Job - Retype the records below exactly as they appear.

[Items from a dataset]
◆ ◆ ◆
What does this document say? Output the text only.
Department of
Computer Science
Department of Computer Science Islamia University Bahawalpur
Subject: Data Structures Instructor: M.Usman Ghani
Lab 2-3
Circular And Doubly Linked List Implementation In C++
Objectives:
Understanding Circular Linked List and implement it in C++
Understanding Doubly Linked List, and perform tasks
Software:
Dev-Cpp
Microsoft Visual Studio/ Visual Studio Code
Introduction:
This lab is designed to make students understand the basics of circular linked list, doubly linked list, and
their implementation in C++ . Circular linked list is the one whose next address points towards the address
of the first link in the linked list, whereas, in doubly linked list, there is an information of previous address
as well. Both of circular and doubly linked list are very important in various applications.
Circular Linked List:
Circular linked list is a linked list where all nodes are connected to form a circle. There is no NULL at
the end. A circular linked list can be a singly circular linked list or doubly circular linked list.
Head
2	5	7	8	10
◆ ◆ ◆
Task solution -
What does this document say? Output the text only.
Department of
Computer Science
Department of Computer Science Islamia University Bahawalpur
Subject: Data Structures Instructor: M.Usman Ghani
Lab 2-3
Circular And Doubly Linked List Implementation In C++
Objectives:
Understanding Circular Linked List and implement it in C++
Understanding Doubly Linked List, and perform tasks
Software:
Dev-Cpp
Microsoft Visual Studio/ Visual Studio Code
Introduction:
This lab is designed to make students understand the basics of circular linked list, doubly linked list, and
their implementation in C++ . Circular linked list is the one whose next address points towards the address
of the first link in the linked list, whereas, in doubly linked list, there is an information of previous address
as well. Both of circular and doubly linked list are very important in various applications.
Circular Linked List:
Circular linked list is a linked list where all nodes are connected to form a circle. There is no NULL at
the end. A circular linked list can be a singly circular linked list or doubly circular linked list.
Head
2	5	7	8	10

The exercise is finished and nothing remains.